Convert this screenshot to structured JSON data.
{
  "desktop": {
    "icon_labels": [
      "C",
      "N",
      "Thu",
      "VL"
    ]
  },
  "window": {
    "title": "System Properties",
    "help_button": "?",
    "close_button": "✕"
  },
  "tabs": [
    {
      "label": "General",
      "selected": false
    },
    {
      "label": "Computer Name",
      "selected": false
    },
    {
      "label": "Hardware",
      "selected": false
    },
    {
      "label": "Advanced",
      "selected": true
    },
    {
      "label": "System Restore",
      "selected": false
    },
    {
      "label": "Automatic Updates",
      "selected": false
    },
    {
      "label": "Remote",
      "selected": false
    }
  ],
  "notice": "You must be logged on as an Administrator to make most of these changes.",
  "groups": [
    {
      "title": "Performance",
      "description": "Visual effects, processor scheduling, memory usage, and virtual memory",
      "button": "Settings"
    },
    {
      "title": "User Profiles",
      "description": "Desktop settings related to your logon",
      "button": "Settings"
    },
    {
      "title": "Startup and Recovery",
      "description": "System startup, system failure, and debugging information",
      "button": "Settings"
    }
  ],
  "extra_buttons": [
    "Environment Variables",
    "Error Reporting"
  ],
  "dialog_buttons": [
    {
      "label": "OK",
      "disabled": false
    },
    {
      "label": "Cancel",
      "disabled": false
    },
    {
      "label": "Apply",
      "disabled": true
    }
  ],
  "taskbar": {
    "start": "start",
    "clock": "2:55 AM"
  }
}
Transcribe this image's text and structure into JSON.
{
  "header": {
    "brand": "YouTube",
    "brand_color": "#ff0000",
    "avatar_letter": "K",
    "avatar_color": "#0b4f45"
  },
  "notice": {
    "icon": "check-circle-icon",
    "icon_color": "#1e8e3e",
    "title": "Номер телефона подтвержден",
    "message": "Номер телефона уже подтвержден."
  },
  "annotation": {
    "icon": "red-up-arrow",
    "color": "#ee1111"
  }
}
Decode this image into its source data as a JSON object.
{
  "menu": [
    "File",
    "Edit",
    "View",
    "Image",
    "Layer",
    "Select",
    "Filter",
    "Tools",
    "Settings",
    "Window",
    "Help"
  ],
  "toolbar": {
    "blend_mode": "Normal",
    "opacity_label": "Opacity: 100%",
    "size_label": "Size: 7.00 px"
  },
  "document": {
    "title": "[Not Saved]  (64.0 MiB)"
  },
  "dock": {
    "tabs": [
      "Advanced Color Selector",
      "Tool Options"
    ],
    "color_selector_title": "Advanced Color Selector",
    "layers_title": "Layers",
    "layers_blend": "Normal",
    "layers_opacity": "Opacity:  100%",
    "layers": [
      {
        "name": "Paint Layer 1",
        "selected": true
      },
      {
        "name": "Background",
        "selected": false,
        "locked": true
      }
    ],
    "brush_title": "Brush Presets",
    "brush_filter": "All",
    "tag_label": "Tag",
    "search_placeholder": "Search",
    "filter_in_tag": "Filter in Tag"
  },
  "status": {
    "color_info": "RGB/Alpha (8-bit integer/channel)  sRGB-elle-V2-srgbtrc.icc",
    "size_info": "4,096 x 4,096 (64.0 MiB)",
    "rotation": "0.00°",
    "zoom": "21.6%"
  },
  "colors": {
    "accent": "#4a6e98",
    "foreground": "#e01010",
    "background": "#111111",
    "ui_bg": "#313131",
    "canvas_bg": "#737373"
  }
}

○ ○ ○ ○ ○ ○ ○

_The problem_
Repeat the records exactly, including every line.

_Exercise answer_
Convert this screenshot to structured JSON data.
{
  "desktop": {
    "icon_labels": [
      "C",
      "N",
      "Thu",
      "VL"
    ]
  },
  "window": {
    "title": "System Properties",
    "help_button": "?",
    "close_button": "✕"
  },
  "tabs": [
    {
      "label": "General",
      "selected": false
    },
    {
      "label": "Computer Name",
      "selected": false
    },
    {
      "label": "Hardware",
      "selected": false
    },
    {
      "label": "Advanced",
      "selected": true
    },
    {
      "label": "System Restore",
      "selected": false
    },
    {
      "label": "Automatic Updates",
      "selected": false
    },
    {
      "label": "Remote",
      "selected": false
    }
  ],
  "notice": "You must be logged on as an Administrator to make most of these changes.",
  "groups": [
    {
      "title": "Performance",
      "description": "Visual effects, processor scheduling, memory usage, and virtual memory",
      "button": "Settings"
    },
    {
      "title": "User Profiles",
      "description": "Desktop settings related to your logon",
      "button": "Settings"
    },
    {
      "title": "Startup and Recovery",
      "description": "System startup, system failure, and debugging information",
      "button": "Settings"
    }
  ],
  "extra_buttons": [
    "Environment Variables",
    "Error Reporting"
  ],
  "dialog_buttons": [
    {
      "label": "OK",
      "disabled": false
    },
    {
      "label": "Cancel",
      "disabled": false
    },
    {
      "label": "Apply",
      "disabled": true
    }
  ],
  "taskbar": {
    "start": "start",
    "clock": "2:55 AM"
  }
}
Transcribe this image's text and structure into JSON.
{
  "header": {
    "brand": "YouTube",
    "brand_color": "#ff0000",
    "avatar_letter": "K",
    "avatar_color": "#0b4f45"
  },
  "notice": {
    "icon": "check-circle-icon",
    "icon_color": "#1e8e3e",
    "title": "Номер телефона подтвержден",
    "message": "Номер телефона уже подтвержден."
  },
  "annotation": {
    "icon": "red-up-arrow",
    "color": "#ee1111"
  }
}
Decode this image into its source data as a JSON object.
{
  "menu": [
    "File",
    "Edit",
    "View",
    "Image",
    "Layer",
    "Select",
    "Filter",
    "Tools",
    "Settings",
    "Window",
    "Help"
  ],
  "toolbar": {
    "blend_mode": "Normal",
    "opacity_label": "Opacity: 100%",
    "size_label": "Size: 7.00 px"
  },
  "document": {
    "title": "[Not Saved]  (64.0 MiB)"
  },
  "dock": {
    "tabs": [
      "Advanced Color Selector",
      "Tool Options"
    ],
    "color_selector_title": "Advanced Color Selector",
    "layers_title": "Layers",
    "layers_blend": "Normal",
    "layers_opacity": "Opacity:  100%",
    "layers": [
      {
        "name": "Paint Layer 1",
        "selected": true
      },
      {
        "name": "Background",
        "selected": false,
        "locked": true
      }
    ],
    "brush_title": "Brush Presets",
    "brush_filter": "All",
    "tag_label": "Tag",
    "search_placeholder": "Search",
    "filter_in_tag": "Filter in Tag"
  },
  "status": {
    "color_info": "RGB/Alpha (8-bit integer/channel)  sRGB-elle-V2-srgbtrc.icc",
    "size_info": "4,096 x 4,096 (64.0 MiB)",
    "rotation": "0.00°",
    "zoom": "21.6%"
  },
  "colors": {
    "accent": "#4a6e98",
    "foreground": "#e01010",
    "background": "#111111",
    "ui_bg": "#313131",
    "canvas_bg": "#737373"
  }
}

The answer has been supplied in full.